Do this:
Leaving out all images, write out the records that follow exactly.

Data rows:
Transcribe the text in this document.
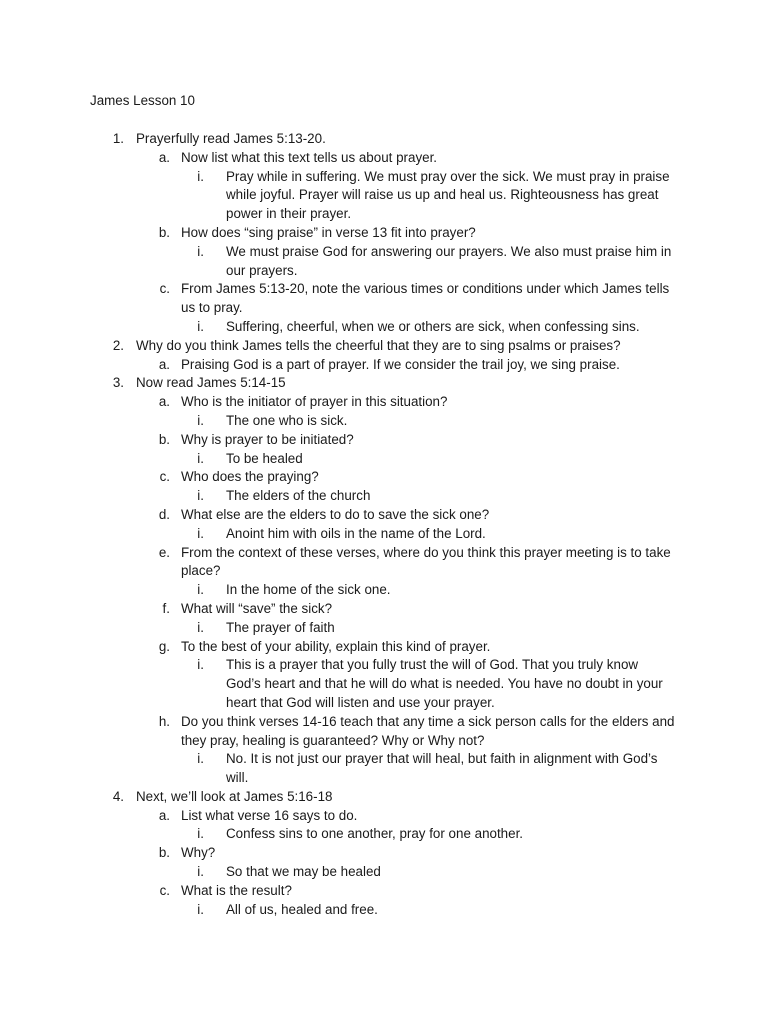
James Lesson 10
1. Prayerfully read James 5:13-20.
a. Now list what this text tells us about prayer.
i. Pray while in suffering. We must pray over the sick. We must pray in praise while joyful. Prayer will raise us up and heal us. Righteousness has great power in their prayer.
b. How does “sing praise” in verse 13 fit into prayer?
i. We must praise God for answering our prayers. We also must praise him in our prayers.
c. From James 5:13-20, note the various times or conditions under which James tells us to pray.
i. Suffering, cheerful, when we or others are sick, when confessing sins.
2. Why do you think James tells the cheerful that they are to sing psalms or praises?
a. Praising God is a part of prayer. If we consider the trail joy, we sing praise.
3. Now read James 5:14-15
a. Who is the initiator of prayer in this situation?
i. The one who is sick.
b. Why is prayer to be initiated?
i. To be healed
c. Who does the praying?
i. The elders of the church
d. What else are the elders to do to save the sick one?
i. Anoint him with oils in the name of the Lord.
e. From the context of these verses, where do you think this prayer meeting is to take place?
i. In the home of the sick one.
f. What will “save” the sick?
i. The prayer of faith
g. To the best of your ability, explain this kind of prayer.
i. This is a prayer that you fully trust the will of God. That you truly know God’s heart and that he will do what is needed. You have no doubt in your heart that God will listen and use your prayer.
h. Do you think verses 14-16 teach that any time a sick person calls for the elders and they pray, healing is guaranteed? Why or Why not?
i. No. It is not just our prayer that will heal, but faith in alignment with God’s will.
4. Next, we’ll look at James 5:16-18
a. List what verse 16 says to do.
i. Confess sins to one another, pray for one another.
b. Why?
i. So that we may be healed
c. What is the result?
i. All of us, healed and free.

The output:
Transcribe the text in this document.
James Lesson 10
1. Prayerfully read James 5:13-20.
a. Now list what this text tells us about prayer.
i. Pray while in suffering. We must pray over the sick. We must pray in praise while joyful. Prayer will raise us up and heal us. Righteousness has great power in their prayer.
b. How does “sing praise” in verse 13 fit into prayer?
i. We must praise God for answering our prayers. We also must praise him in our prayers.
c. From James 5:13-20, note the various times or conditions under which James tells us to pray.
i. Suffering, cheerful, when we or others are sick, when confessing sins.
2. Why do you think James tells the cheerful that they are to sing psalms or praises?
a. Praising God is a part of prayer. If we consider the trail joy, we sing praise.
3. Now read James 5:14-15
a. Who is the initiator of prayer in this situation?
i. The one who is sick.
b. Why is prayer to be initiated?
i. To be healed
c. Who does the praying?
i. The elders of the church
d. What else are the elders to do to save the sick one?
i. Anoint him with oils in the name of the Lord.
e. From the context of these verses, where do you think this prayer meeting is to take place?
i. In the home of the sick one.
f. What will “save” the sick?
i. The prayer of faith
g. To the best of your ability, explain this kind of prayer.
i. This is a prayer that you fully trust the will of God. That you truly know God’s heart and that he will do what is needed. You have no doubt in your heart that God will listen and use your prayer.
h. Do you think verses 14-16 teach that any time a sick person calls for the elders and they pray, healing is guaranteed? Why or Why not?
i. No. It is not just our prayer that will heal, but faith in alignment with God’s will.
4. Next, we’ll look at James 5:16-18
a. List what verse 16 says to do.
i. Confess sins to one another, pray for one another.
b. Why?
i. So that we may be healed
c. What is the result?
i. All of us, healed and free.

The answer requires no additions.